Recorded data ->
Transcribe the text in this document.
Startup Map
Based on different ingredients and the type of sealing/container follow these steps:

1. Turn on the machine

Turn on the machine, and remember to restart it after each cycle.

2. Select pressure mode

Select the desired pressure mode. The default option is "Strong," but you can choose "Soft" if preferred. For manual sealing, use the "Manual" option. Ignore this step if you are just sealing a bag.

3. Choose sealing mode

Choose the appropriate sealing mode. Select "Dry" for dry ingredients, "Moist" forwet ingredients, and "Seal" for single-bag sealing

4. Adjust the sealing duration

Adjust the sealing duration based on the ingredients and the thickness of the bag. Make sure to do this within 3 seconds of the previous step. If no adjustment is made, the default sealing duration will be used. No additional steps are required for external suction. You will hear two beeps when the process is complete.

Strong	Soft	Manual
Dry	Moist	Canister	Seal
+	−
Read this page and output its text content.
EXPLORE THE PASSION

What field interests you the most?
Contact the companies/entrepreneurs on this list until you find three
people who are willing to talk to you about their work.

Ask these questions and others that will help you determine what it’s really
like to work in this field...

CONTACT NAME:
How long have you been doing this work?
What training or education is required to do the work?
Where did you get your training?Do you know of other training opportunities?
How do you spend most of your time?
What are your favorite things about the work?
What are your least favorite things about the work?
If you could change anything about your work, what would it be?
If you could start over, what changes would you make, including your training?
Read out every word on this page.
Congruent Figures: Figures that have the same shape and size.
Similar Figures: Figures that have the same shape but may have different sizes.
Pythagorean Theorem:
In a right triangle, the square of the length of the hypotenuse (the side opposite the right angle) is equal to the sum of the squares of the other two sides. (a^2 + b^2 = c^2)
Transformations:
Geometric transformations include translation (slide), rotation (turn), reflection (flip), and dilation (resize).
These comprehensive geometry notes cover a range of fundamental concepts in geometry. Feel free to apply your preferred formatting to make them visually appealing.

Written task ->
Send back every record, precisely as written.

Written answer ->
Transcribe the text in this document.
Startup Map
Based on different ingredients and the type of sealing/container follow these steps:

1. Turn on the machine

Turn on the machine, and remember to restart it after each cycle.

2. Select pressure mode

Select the desired pressure mode. The default option is "Strong," but you can choose "Soft" if preferred. For manual sealing, use the "Manual" option. Ignore this step if you are just sealing a bag.

3. Choose sealing mode

Choose the appropriate sealing mode. Select "Dry" for dry ingredients, "Moist" forwet ingredients, and "Seal" for single-bag sealing

4. Adjust the sealing duration

Adjust the sealing duration based on the ingredients and the thickness of the bag. Make sure to do this within 3 seconds of the previous step. If no adjustment is made, the default sealing duration will be used. No additional steps are required for external suction. You will hear two beeps when the process is complete.

Strong	Soft	Manual
Dry	Moist	Canister	Seal
+	−
Read this page and output its text content.
EXPLORE THE PASSION

What field interests you the most?
Contact the companies/entrepreneurs on this list until you find three
people who are willing to talk to you about their work.

Ask these questions and others that will help you determine what it’s really
like to work in this field...

CONTACT NAME:
How long have you been doing this work?
What training or education is required to do the work?
Where did you get your training?Do you know of other training opportunities?
How do you spend most of your time?
What are your favorite things about the work?
What are your least favorite things about the work?
If you could change anything about your work, what would it be?
If you could start over, what changes would you make, including your training?
Read out every word on this page.
Congruent Figures: Figures that have the same shape and size.
Similar Figures: Figures that have the same shape but may have different sizes.
Pythagorean Theorem:
In a right triangle, the square of the length of the hypotenuse (the side opposite the right angle) is equal to the sum of the squares of the other two sides. (a^2 + b^2 = c^2)
Transformations:
Geometric transformations include translation (slide), rotation (turn), reflection (flip), and dilation (resize).
These comprehensive geometry notes cover a range of fundamental concepts in geometry. Feel free to apply your preferred formatting to make them visually appealing.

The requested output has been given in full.